• [Records that describe figures]:
## start
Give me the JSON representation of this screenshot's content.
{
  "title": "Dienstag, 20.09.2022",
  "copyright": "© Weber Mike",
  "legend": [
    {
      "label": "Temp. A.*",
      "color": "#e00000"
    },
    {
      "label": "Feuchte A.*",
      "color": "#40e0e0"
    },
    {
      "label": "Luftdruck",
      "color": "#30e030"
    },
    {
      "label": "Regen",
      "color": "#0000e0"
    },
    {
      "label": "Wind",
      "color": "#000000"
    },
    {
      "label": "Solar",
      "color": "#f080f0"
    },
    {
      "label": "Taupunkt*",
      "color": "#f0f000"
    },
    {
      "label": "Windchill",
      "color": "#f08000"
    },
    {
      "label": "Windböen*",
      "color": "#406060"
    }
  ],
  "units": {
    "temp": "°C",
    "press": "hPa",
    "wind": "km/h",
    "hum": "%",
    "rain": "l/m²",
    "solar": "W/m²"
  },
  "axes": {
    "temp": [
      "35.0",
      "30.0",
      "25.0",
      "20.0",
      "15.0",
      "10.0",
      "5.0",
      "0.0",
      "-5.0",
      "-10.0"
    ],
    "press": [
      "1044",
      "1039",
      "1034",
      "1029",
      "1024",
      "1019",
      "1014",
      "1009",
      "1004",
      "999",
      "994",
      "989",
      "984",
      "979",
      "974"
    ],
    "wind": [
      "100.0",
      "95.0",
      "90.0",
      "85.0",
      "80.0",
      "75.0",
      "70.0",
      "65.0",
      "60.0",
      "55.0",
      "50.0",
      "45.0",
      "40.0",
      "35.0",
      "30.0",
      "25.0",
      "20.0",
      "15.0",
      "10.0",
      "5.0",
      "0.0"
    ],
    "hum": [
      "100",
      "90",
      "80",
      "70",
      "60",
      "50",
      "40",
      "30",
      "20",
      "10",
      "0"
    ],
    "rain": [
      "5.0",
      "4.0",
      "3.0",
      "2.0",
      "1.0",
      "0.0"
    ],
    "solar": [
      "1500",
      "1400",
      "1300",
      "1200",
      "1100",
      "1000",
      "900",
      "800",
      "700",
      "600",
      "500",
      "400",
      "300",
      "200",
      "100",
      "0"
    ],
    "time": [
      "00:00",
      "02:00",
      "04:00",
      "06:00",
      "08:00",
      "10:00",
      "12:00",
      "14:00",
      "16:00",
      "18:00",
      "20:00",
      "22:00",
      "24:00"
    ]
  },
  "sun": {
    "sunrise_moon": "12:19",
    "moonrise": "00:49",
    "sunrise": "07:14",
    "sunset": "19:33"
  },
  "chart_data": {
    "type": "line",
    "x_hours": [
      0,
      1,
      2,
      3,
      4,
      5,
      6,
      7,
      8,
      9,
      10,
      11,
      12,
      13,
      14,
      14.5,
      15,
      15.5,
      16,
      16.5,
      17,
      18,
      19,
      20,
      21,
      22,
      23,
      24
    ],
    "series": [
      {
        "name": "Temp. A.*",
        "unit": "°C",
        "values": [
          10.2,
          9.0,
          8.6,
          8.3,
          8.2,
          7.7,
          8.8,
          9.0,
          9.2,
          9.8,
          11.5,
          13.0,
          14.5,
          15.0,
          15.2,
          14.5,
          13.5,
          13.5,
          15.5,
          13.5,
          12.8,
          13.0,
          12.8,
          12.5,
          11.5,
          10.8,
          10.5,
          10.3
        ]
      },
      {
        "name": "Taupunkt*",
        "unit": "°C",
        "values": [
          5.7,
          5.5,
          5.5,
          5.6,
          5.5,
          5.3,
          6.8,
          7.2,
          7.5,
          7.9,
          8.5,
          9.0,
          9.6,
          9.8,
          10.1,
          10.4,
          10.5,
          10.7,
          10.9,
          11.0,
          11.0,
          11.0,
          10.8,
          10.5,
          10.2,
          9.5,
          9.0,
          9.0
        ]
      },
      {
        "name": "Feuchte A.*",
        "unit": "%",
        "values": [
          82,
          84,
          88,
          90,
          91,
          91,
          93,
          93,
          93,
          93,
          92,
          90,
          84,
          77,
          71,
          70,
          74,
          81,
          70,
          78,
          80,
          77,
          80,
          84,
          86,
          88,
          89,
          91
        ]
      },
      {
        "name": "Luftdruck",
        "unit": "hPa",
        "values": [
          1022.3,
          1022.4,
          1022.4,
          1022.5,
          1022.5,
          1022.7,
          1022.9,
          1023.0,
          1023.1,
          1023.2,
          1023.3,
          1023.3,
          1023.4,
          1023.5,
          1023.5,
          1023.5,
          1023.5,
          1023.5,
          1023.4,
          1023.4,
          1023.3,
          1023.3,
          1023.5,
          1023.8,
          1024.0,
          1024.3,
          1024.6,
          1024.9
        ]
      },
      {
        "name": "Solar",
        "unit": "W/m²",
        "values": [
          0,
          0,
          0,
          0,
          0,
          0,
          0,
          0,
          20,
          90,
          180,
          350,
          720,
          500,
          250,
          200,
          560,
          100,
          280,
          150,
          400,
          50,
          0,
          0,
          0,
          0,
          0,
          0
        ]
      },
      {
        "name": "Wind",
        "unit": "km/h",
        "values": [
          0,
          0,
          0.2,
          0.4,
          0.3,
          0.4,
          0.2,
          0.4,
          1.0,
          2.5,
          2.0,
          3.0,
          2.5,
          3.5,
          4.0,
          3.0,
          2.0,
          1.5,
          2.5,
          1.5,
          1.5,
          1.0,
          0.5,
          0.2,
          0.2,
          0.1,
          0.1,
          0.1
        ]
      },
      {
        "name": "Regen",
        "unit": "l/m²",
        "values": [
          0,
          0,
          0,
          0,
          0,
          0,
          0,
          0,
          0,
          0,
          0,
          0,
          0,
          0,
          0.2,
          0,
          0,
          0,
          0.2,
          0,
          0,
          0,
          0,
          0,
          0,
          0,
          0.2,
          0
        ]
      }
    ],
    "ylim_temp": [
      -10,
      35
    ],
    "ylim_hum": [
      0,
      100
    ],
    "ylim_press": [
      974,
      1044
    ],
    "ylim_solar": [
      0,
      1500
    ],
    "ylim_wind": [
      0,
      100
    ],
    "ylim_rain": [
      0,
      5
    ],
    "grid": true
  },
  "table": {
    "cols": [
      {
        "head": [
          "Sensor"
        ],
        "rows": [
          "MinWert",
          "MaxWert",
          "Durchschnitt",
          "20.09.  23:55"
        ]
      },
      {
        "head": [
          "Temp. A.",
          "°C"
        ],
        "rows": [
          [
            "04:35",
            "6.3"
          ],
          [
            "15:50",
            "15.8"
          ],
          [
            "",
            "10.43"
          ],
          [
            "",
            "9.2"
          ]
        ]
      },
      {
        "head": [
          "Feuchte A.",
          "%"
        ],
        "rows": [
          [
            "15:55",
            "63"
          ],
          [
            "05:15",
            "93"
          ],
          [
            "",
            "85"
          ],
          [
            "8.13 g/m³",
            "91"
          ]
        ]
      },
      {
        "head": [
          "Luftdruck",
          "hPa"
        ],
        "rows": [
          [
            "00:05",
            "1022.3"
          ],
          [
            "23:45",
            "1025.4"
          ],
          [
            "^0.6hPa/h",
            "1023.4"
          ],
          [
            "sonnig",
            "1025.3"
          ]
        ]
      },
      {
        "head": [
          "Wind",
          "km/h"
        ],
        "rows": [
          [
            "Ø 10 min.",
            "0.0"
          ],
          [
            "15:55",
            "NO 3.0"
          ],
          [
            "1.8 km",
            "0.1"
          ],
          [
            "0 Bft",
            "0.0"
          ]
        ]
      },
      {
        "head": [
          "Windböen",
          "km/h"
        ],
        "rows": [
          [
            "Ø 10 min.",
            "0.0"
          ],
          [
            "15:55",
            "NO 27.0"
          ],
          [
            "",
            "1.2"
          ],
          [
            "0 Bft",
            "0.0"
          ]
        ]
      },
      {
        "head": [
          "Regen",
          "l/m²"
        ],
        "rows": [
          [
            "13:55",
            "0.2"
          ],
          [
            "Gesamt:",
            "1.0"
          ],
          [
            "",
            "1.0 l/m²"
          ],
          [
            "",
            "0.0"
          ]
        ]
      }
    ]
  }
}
## end
• [Aim]:
Show each line holding the word "Luftdruck".

• [Response to this task]:
      "label": "Luftdruck",
        "name": "Luftdruck",
          "Luftdruck",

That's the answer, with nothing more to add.